_STATED GOAL_: Quote every line of the data below as it stands, omitting pictures.

(Stored data)
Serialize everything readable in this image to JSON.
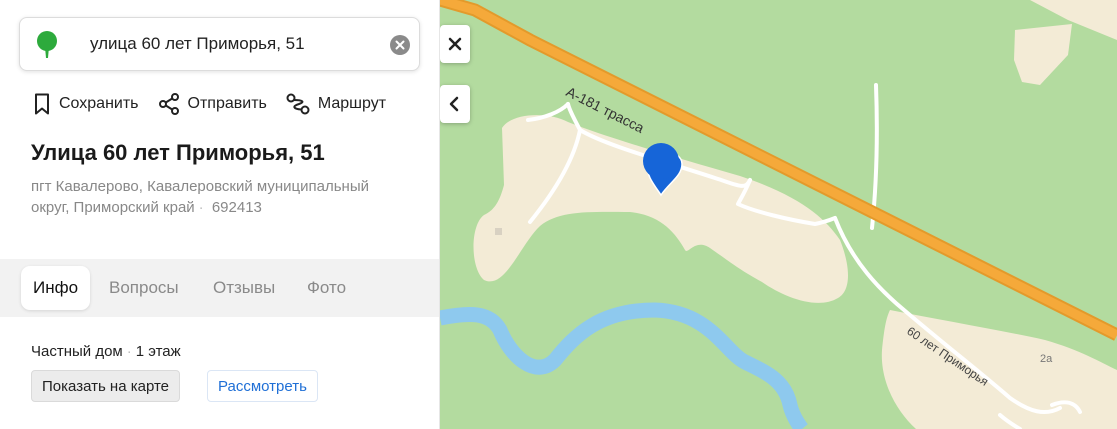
{
  "search": {
    "query": "улица 60 лет Приморья, 51"
  },
  "actions": {
    "save_label": "Сохранить",
    "share_label": "Отправить",
    "route_label": "Маршрут"
  },
  "place": {
    "title": "Улица 60 лет Приморья, 51",
    "address_line": "пгт Кавалерово, Кавалеровский муниципальный округ, Приморский край",
    "postcode": "692413"
  },
  "tabs": [
    {
      "label": "Инфо",
      "active": true
    },
    {
      "label": "Вопросы",
      "active": false
    },
    {
      "label": "Отзывы",
      "active": false
    },
    {
      "label": "Фото",
      "active": false
    }
  ],
  "details": {
    "building_type": "Частный дом",
    "floors": "1 этаж"
  },
  "buttons": {
    "show_on_map": "Показать на карте",
    "look": "Рассмотреть"
  },
  "map": {
    "road_label": "А-181 трасса",
    "street_label": "60 лет Приморья",
    "house_label": "2а"
  },
  "icons": {
    "search_pin": "tree-pin-icon",
    "clear": "clear-icon",
    "save": "bookmark-icon",
    "share": "share-icon",
    "route": "route-icon",
    "close": "close-icon",
    "collapse": "chevron-left-icon",
    "marker": "location-marker-icon"
  },
  "colors": {
    "forest": "#b3db9f",
    "settlement": "#f3ebd6",
    "highway": "#f5a93a",
    "river": "#8ec9ee",
    "marker": "#1665d8",
    "pin_green": "#2daa3c",
    "link": "#1f6fd6"
  }
}
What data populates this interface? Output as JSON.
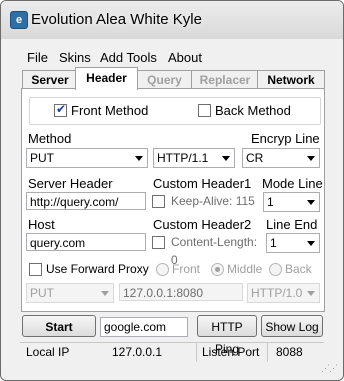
{
  "window": {
    "title": "Evolution Alea White Kyle",
    "icon": "app-icon"
  },
  "menu": [
    "File",
    "Skins",
    "Add Tools",
    "About"
  ],
  "tabs": [
    {
      "label": "Server",
      "state": "normal"
    },
    {
      "label": "Header",
      "state": "active"
    },
    {
      "label": "Query",
      "state": "disabled"
    },
    {
      "label": "Replacer",
      "state": "disabled"
    },
    {
      "label": "Network",
      "state": "normal"
    }
  ],
  "header": {
    "front_method": {
      "label": "Front Method",
      "checked": true
    },
    "back_method": {
      "label": "Back Method",
      "checked": false
    },
    "method": {
      "label": "Method",
      "value": "PUT"
    },
    "http_version": {
      "value": "HTTP/1.1"
    },
    "encrypt_line": {
      "label": "Encryp Line",
      "value": "CR"
    },
    "server_header": {
      "label": "Server Header",
      "value": "http://query.com/"
    },
    "custom_header1": {
      "label": "Custom Header1",
      "checked": false,
      "placeholder": "Keep-Alive: 115"
    },
    "mode_line": {
      "label": "Mode Line",
      "value": "1"
    },
    "host": {
      "label": "Host",
      "value": "query.com"
    },
    "custom_header2": {
      "label": "Custom Header2",
      "checked": false,
      "placeholder": "Content-Length: 0"
    },
    "line_end": {
      "label": "Line End",
      "value": "1"
    },
    "forward_proxy": {
      "label": "Use Forward Proxy",
      "checked": false,
      "options": [
        "Front",
        "Middle",
        "Back"
      ],
      "selected": "Middle",
      "method": "PUT",
      "address": "127.0.0.1:8080",
      "http_version": "HTTP/1.0"
    }
  },
  "actions": {
    "start": "Start",
    "host_input": "google.com",
    "http_ping": "HTTP Ping",
    "show_log": "Show Log"
  },
  "status": {
    "local_ip_label": "Local IP",
    "local_ip": "127.0.0.1",
    "listen_port_label": "Listen Port",
    "listen_port": "8088"
  }
}
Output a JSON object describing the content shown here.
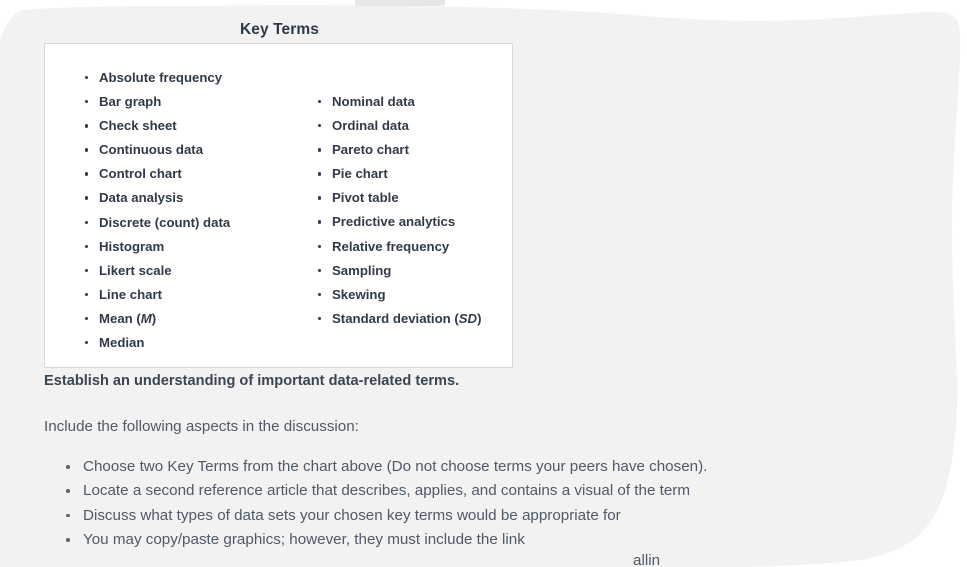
{
  "page": {
    "background_color": "#f2f2f2",
    "canvas_color": "#ffffff"
  },
  "key_terms_card": {
    "title": "Key Terms",
    "border_color": "#d8d8d8",
    "background_color": "#ffffff",
    "columns": [
      {
        "name": "left-column",
        "terms": [
          {
            "text": "Absolute frequency"
          },
          {
            "text": "Bar graph"
          },
          {
            "text": "Check sheet"
          },
          {
            "text": "Continuous data"
          },
          {
            "text": "Control chart"
          },
          {
            "text": "Data analysis"
          },
          {
            "text": "Discrete (count) data"
          },
          {
            "text": "Histogram"
          },
          {
            "text": "Likert scale"
          },
          {
            "text": "Line chart"
          },
          {
            "text": "Mean (",
            "italic": "M",
            "suffix": ")"
          },
          {
            "text": "Median"
          }
        ]
      },
      {
        "name": "right-column",
        "terms": [
          {
            "text": "Nominal data"
          },
          {
            "text": "Ordinal data"
          },
          {
            "text": "Pareto chart"
          },
          {
            "text": "Pie chart"
          },
          {
            "text": "Pivot table"
          },
          {
            "text": "Predictive analytics"
          },
          {
            "text": "Relative frequency"
          },
          {
            "text": "Sampling"
          },
          {
            "text": "Skewing"
          },
          {
            "text": "Standard deviation (",
            "italic": "SD",
            "suffix": ")"
          }
        ]
      }
    ]
  },
  "body": {
    "heading": "Establish an understanding of important data-related terms.",
    "intro": "Include the following aspects in the discussion:",
    "tasks": [
      "Choose two Key Terms from the chart above (Do not choose terms your peers have chosen).",
      "Locate a second reference article that describes, applies, and contains a visual of the term",
      "Discuss what types of data sets your chosen key terms would be appropriate for",
      "You may copy/paste graphics; however, they must include the link"
    ],
    "clipped_bottom_text": "allin"
  }
}
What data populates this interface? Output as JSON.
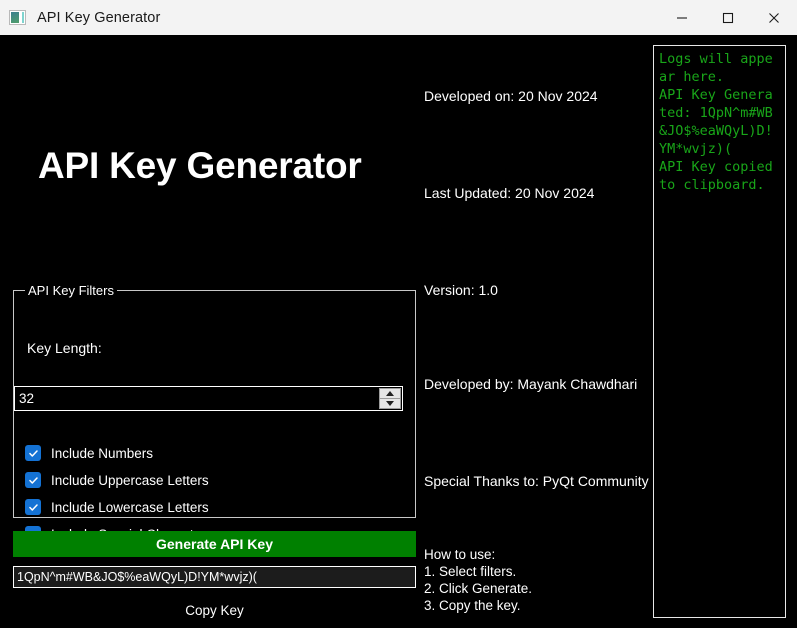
{
  "window": {
    "title": "API Key Generator",
    "icon": "app-icon",
    "controls": {
      "minimize": "minimize-icon",
      "maximize": "maximize-icon",
      "close": "close-icon"
    }
  },
  "left": {
    "heading": "API Key Generator",
    "filters_group": {
      "title": "API Key Filters",
      "key_length_label": "Key Length:",
      "key_length_value": "32",
      "checkboxes": [
        {
          "label": "Include Numbers",
          "checked": true
        },
        {
          "label": "Include Uppercase Letters",
          "checked": true
        },
        {
          "label": "Include Lowercase Letters",
          "checked": true
        },
        {
          "label": "Include Special Characters",
          "checked": true
        }
      ]
    },
    "generate_button": "Generate API Key",
    "generated_key": "1QpN^m#WB&JO$%eaWQyL)D!YM*wvjz)(",
    "copy_button": "Copy Key"
  },
  "info": {
    "developed_on": "Developed on: 20 Nov 2024",
    "last_updated": "Last Updated: 20 Nov 2024",
    "version": "Version: 1.0",
    "developed_by": "Developed by: Mayank Chawdhari",
    "special_thanks": "Special Thanks to: PyQt Community",
    "howto": {
      "heading": "How to use:",
      "step1": "1. Select filters.",
      "step2": "2. Click Generate.",
      "step3": "3. Copy the key."
    }
  },
  "logs": {
    "text": "Logs will appear here.\nAPI Key Generated: 1QpN^m#WB&JO$%eaWQyL)D!YM*wvjz)(\nAPI Key copied to clipboard."
  },
  "colors": {
    "accent_green": "#008000",
    "log_green": "#19a519",
    "checkbox_blue": "#1472d4",
    "background": "#000000",
    "titlebar": "#f3f3f3"
  }
}
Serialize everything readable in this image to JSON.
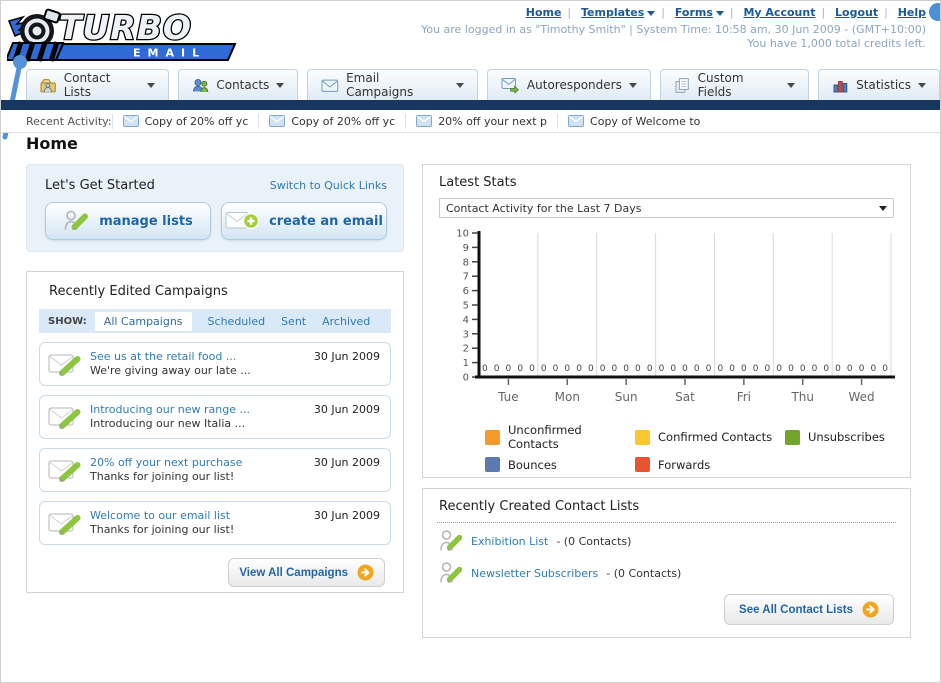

_IN RESPONSE_:
Serialize everything readable in this image to JSON.
{
  "search": {
    "query": "улица 60 лет Приморья, 51"
  },
  "actions": {
    "save_label": "Сохранить",
    "share_label": "Отправить",
    "route_label": "Маршрут"
  },
  "place": {
    "title": "Улица 60 лет Приморья, 51",
    "address_line": "пгт Кавалерово, Кавалеровский муниципальный округ, Приморский край",
    "postcode": "692413"
  },
  "tabs": [
    {
      "label": "Инфо",
      "active": true
    },
    {
      "label": "Вопросы",
      "active": false
    },
    {
      "label": "Отзывы",
      "active": false
    },
    {
      "label": "Фото",
      "active": false
    }
  ],
  "details": {
    "building_type": "Частный дом",
    "floors": "1 этаж"
  },
  "buttons": {
    "show_on_map": "Показать на карте",
    "look": "Рассмотреть"
  },
  "map": {
    "road_label": "А-181 трасса",
    "street_label": "60 лет Приморья",
    "house_label": "2а"
  },
  "icons": {
    "search_pin": "tree-pin-icon",
    "clear": "clear-icon",
    "save": "bookmark-icon",
    "share": "share-icon",
    "route": "route-icon",
    "close": "close-icon",
    "collapse": "chevron-left-icon",
    "marker": "location-marker-icon"
  },
  "colors": {
    "forest": "#b3db9f",
    "settlement": "#f3ebd6",
    "highway": "#f5a93a",
    "river": "#8ec9ee",
    "marker": "#1665d8",
    "pin_green": "#2daa3c",
    "link": "#1f6fd6"
  }
}
What data populates this interface? Output as JSON.
{
  "window": {
    "title": "Evolution Alea White Kyle",
    "icon": "app-icon"
  },
  "menu": [
    "File",
    "Skins",
    "Add Tools",
    "About"
  ],
  "tabs": [
    {
      "label": "Server",
      "state": "normal"
    },
    {
      "label": "Header",
      "state": "active"
    },
    {
      "label": "Query",
      "state": "disabled"
    },
    {
      "label": "Replacer",
      "state": "disabled"
    },
    {
      "label": "Network",
      "state": "normal"
    }
  ],
  "header": {
    "front_method": {
      "label": "Front Method",
      "checked": true
    },
    "back_method": {
      "label": "Back Method",
      "checked": false
    },
    "method": {
      "label": "Method",
      "value": "PUT"
    },
    "http_version": {
      "value": "HTTP/1.1"
    },
    "encrypt_line": {
      "label": "Encryp Line",
      "value": "CR"
    },
    "server_header": {
      "label": "Server Header",
      "value": "http://query.com/"
    },
    "custom_header1": {
      "label": "Custom Header1",
      "checked": false,
      "placeholder": "Keep-Alive: 115"
    },
    "mode_line": {
      "label": "Mode Line",
      "value": "1"
    },
    "host": {
      "label": "Host",
      "value": "query.com"
    },
    "custom_header2": {
      "label": "Custom Header2",
      "checked": false,
      "placeholder": "Content-Length: 0"
    },
    "line_end": {
      "label": "Line End",
      "value": "1"
    },
    "forward_proxy": {
      "label": "Use Forward Proxy",
      "checked": false,
      "options": [
        "Front",
        "Middle",
        "Back"
      ],
      "selected": "Middle",
      "method": "PUT",
      "address": "127.0.0.1:8080",
      "http_version": "HTTP/1.0"
    }
  },
  "actions": {
    "start": "Start",
    "host_input": "google.com",
    "http_ping": "HTTP Ping",
    "show_log": "Show Log"
  },
  "status": {
    "local_ip_label": "Local IP",
    "local_ip": "127.0.0.1",
    "listen_port_label": "Listen Port",
    "listen_port": "8088"
  }
}
Output a JSON object describing the content shown here.
{
  "page": {
    "background_color": "#f2f2f2",
    "canvas_color": "#ffffff"
  },
  "key_terms_card": {
    "title": "Key Terms",
    "border_color": "#d8d8d8",
    "background_color": "#ffffff",
    "columns": [
      {
        "name": "left-column",
        "terms": [
          {
            "text": "Absolute frequency"
          },
          {
            "text": "Bar graph"
          },
          {
            "text": "Check sheet"
          },
          {
            "text": "Continuous data"
          },
          {
            "text": "Control chart"
          },
          {
            "text": "Data analysis"
          },
          {
            "text": "Discrete (count) data"
          },
          {
            "text": "Histogram"
          },
          {
            "text": "Likert scale"
          },
          {
            "text": "Line chart"
          },
          {
            "text": "Mean (",
            "italic": "M",
            "suffix": ")"
          },
          {
            "text": "Median"
          }
        ]
      },
      {
        "name": "right-column",
        "terms": [
          {
            "text": "Nominal data"
          },
          {
            "text": "Ordinal data"
          },
          {
            "text": "Pareto chart"
          },
          {
            "text": "Pie chart"
          },
          {
            "text": "Pivot table"
          },
          {
            "text": "Predictive analytics"
          },
          {
            "text": "Relative frequency"
          },
          {
            "text": "Sampling"
          },
          {
            "text": "Skewing"
          },
          {
            "text": "Standard deviation (",
            "italic": "SD",
            "suffix": ")"
          }
        ]
      }
    ]
  },
  "body": {
    "heading": "Establish an understanding of important data-related terms.",
    "intro": "Include the following aspects in the discussion:",
    "tasks": [
      "Choose two Key Terms from the chart above (Do not choose terms your peers have chosen).",
      "Locate a second reference article that describes, applies, and contains a visual of the term",
      "Discuss what types of data sets your chosen key terms would be appropriate for",
      "You may copy/paste graphics; however, they must include the link"
    ],
    "clipped_bottom_text": "allin"
  }
}
What data populates this interface? Output as JSON.
{
  "window": {
    "title": "API Key Generator",
    "icon": "app-icon",
    "controls": {
      "minimize": "minimize-icon",
      "maximize": "maximize-icon",
      "close": "close-icon"
    }
  },
  "left": {
    "heading": "API Key Generator",
    "filters_group": {
      "title": "API Key Filters",
      "key_length_label": "Key Length:",
      "key_length_value": "32",
      "checkboxes": [
        {
          "label": "Include Numbers",
          "checked": true
        },
        {
          "label": "Include Uppercase Letters",
          "checked": true
        },
        {
          "label": "Include Lowercase Letters",
          "checked": true
        },
        {
          "label": "Include Special Characters",
          "checked": true
        }
      ]
    },
    "generate_button": "Generate API Key",
    "generated_key": "1QpN^m#WB&JO$%eaWQyL)D!YM*wvjz)(",
    "copy_button": "Copy Key"
  },
  "info": {
    "developed_on": "Developed on: 20 Nov 2024",
    "last_updated": "Last Updated: 20 Nov 2024",
    "version": "Version: 1.0",
    "developed_by": "Developed by: Mayank Chawdhari",
    "special_thanks": "Special Thanks to: PyQt Community",
    "howto": {
      "heading": "How to use:",
      "step1": "1. Select filters.",
      "step2": "2. Click Generate.",
      "step3": "3. Copy the key."
    }
  },
  "logs": {
    "text": "Logs will appear here.\nAPI Key Generated: 1QpN^m#WB&JO$%eaWQyL)D!YM*wvjz)(\nAPI Key copied to clipboard."
  },
  "colors": {
    "accent_green": "#008000",
    "log_green": "#19a519",
    "checkbox_blue": "#1472d4",
    "background": "#000000",
    "titlebar": "#f3f3f3"
  }
}
Serialize everything readable in this image to JSON.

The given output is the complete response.